▸ Data shown:
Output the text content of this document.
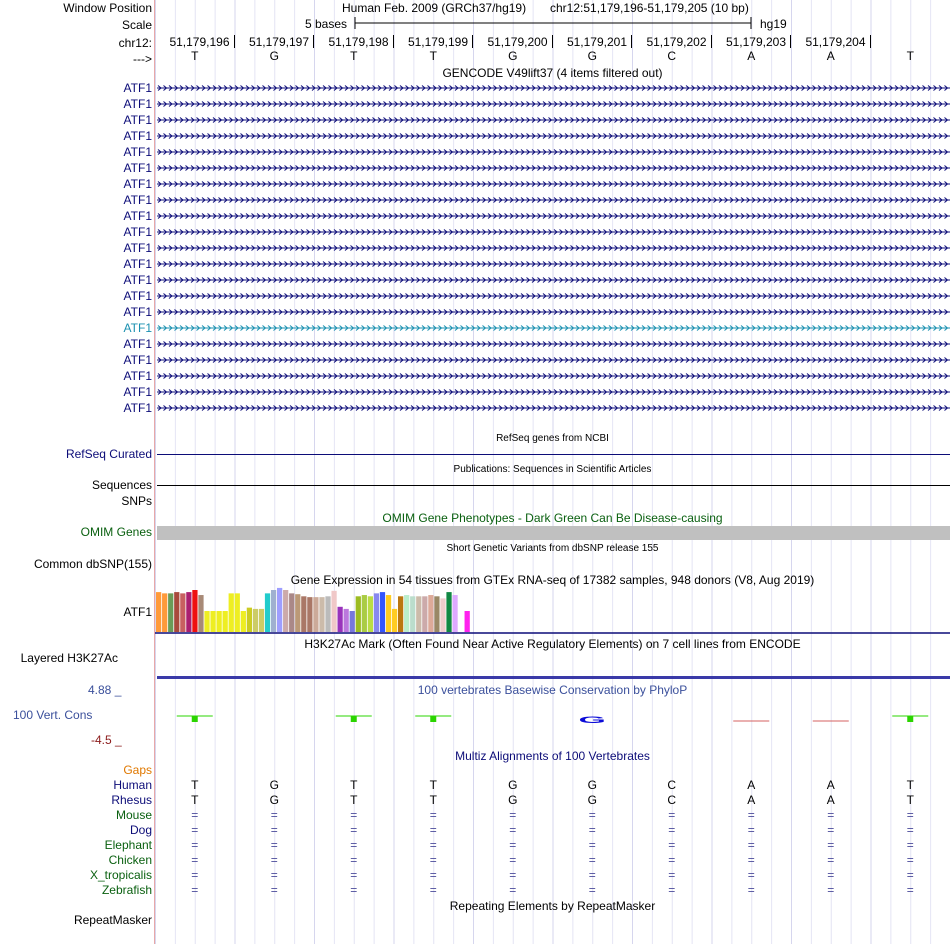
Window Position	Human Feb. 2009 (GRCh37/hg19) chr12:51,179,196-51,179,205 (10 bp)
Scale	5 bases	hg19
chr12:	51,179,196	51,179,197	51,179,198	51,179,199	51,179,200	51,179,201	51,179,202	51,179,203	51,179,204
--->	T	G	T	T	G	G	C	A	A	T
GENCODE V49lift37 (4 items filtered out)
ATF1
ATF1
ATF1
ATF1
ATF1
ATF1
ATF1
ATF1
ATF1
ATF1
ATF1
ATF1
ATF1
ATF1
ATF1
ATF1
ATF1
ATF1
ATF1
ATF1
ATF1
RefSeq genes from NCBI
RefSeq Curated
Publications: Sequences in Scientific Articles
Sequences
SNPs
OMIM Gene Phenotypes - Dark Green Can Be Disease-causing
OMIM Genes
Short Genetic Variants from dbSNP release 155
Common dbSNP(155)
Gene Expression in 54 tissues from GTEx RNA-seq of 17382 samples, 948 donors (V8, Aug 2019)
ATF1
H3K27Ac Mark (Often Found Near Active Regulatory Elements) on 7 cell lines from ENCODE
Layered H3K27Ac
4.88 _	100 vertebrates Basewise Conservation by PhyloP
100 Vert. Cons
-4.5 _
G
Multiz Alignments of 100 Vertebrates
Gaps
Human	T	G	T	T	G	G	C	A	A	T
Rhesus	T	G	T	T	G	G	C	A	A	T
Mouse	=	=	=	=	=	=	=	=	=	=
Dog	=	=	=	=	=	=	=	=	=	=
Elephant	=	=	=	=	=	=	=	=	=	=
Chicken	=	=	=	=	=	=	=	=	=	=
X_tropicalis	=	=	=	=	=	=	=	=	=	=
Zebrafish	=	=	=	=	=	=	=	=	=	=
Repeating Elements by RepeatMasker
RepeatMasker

▸ What the exercise asks:
Report how many lines in the entries hold the string "Elements". Nothing but the number is wanted.

▸ Problem solution:
2